• [Task requirements] Copy everything in the listing below from its first line down to and including the line that contains "spectrogram-cell bbox=[181, 82, 228, 102]", substituting "spectrogram-tile" for every "spectrogram-cell" and leaving everything else unchanged.

• [Supplied records]
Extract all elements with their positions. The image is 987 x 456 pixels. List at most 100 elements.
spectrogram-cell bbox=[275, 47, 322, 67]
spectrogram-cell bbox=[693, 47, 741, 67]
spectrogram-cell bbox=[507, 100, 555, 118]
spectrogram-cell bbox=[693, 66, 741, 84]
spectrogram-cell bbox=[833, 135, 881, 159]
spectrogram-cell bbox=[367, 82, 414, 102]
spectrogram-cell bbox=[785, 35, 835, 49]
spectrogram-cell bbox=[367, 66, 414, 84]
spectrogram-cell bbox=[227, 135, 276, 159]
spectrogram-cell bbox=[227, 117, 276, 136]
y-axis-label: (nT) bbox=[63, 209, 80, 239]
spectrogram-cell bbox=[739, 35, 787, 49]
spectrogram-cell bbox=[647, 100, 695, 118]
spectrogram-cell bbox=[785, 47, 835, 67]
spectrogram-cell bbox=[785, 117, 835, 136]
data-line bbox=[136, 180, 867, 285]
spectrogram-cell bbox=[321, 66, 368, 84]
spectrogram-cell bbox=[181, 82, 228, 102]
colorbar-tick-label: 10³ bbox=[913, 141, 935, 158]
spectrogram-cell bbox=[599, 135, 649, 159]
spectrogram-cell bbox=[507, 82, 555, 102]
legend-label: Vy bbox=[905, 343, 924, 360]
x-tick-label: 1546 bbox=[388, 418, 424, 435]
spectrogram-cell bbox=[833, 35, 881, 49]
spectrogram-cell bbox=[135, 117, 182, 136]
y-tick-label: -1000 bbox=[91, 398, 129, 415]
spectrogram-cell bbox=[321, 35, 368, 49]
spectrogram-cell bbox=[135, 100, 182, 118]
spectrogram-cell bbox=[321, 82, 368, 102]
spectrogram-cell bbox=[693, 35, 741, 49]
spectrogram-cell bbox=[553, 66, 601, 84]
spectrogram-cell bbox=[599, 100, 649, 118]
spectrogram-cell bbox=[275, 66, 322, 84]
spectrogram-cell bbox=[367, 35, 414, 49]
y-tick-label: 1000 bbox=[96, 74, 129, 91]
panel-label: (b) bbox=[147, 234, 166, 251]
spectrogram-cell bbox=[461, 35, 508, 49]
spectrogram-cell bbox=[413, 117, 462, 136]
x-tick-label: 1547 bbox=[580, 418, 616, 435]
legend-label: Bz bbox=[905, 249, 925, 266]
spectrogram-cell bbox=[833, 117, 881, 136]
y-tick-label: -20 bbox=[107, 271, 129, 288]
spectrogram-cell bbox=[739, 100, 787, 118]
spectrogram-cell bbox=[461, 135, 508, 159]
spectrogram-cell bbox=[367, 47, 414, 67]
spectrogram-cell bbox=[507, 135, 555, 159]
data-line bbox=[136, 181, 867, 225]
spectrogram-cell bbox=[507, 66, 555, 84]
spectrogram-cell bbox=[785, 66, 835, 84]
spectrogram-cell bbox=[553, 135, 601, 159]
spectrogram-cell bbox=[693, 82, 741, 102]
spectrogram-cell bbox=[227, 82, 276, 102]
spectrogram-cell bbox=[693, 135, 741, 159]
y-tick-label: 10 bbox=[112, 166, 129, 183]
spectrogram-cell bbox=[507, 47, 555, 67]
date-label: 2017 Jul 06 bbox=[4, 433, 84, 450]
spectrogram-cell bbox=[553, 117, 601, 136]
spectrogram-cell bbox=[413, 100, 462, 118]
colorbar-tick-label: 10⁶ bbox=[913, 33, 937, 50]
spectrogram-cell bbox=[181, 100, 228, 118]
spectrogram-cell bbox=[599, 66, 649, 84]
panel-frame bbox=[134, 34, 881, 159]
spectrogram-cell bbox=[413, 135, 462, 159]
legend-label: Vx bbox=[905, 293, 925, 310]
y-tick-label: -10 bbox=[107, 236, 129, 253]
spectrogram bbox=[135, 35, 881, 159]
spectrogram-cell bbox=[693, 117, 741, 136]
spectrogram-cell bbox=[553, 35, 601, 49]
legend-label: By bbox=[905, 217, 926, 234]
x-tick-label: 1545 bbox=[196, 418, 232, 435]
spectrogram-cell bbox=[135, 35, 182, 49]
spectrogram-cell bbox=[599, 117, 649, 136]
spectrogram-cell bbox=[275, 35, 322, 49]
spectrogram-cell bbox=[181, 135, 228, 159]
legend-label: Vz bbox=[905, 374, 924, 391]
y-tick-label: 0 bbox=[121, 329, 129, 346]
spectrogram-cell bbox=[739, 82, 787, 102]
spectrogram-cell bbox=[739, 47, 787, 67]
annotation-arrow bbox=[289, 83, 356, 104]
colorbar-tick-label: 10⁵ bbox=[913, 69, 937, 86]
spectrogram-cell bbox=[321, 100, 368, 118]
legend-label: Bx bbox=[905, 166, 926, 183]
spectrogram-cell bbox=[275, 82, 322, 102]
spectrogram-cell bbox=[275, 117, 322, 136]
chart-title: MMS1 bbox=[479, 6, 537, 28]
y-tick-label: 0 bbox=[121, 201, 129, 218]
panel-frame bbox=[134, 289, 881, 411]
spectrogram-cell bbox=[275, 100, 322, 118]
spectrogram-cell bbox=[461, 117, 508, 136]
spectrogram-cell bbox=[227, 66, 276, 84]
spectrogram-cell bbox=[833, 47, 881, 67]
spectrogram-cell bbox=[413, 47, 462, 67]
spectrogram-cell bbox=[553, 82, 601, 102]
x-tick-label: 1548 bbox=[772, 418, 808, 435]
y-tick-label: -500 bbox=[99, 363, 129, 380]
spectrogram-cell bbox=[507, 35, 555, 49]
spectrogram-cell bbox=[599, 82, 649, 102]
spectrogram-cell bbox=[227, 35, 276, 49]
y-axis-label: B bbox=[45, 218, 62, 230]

• [Solved problem]
Extract all elements with their positions. The image is 987 x 456 pixels. List at most 100 elements.
spectrogram-tile bbox=[275, 47, 322, 67]
spectrogram-tile bbox=[693, 47, 741, 67]
spectrogram-tile bbox=[507, 100, 555, 118]
spectrogram-tile bbox=[693, 66, 741, 84]
spectrogram-tile bbox=[833, 135, 881, 159]
spectrogram-tile bbox=[367, 82, 414, 102]
spectrogram-tile bbox=[785, 35, 835, 49]
spectrogram-tile bbox=[367, 66, 414, 84]
spectrogram-tile bbox=[227, 135, 276, 159]
spectrogram-tile bbox=[227, 117, 276, 136]
y-axis-label: (nT) bbox=[63, 209, 80, 239]
spectrogram-tile bbox=[739, 35, 787, 49]
spectrogram-tile bbox=[647, 100, 695, 118]
spectrogram-tile bbox=[785, 47, 835, 67]
spectrogram-tile bbox=[785, 117, 835, 136]
data-line bbox=[136, 180, 867, 285]
spectrogram-tile bbox=[321, 66, 368, 84]
spectrogram-tile bbox=[181, 82, 228, 102]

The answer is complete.